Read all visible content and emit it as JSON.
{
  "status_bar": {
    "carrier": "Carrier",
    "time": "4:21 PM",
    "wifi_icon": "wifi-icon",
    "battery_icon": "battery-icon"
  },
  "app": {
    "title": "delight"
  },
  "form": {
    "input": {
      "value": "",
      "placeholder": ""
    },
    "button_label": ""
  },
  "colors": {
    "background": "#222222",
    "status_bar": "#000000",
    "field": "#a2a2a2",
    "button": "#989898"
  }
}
● ● ● ●
Pull out every line in the data above that has the word "icon".

    "wifi_icon": "wifi-icon",
    "battery_icon": "battery-icon"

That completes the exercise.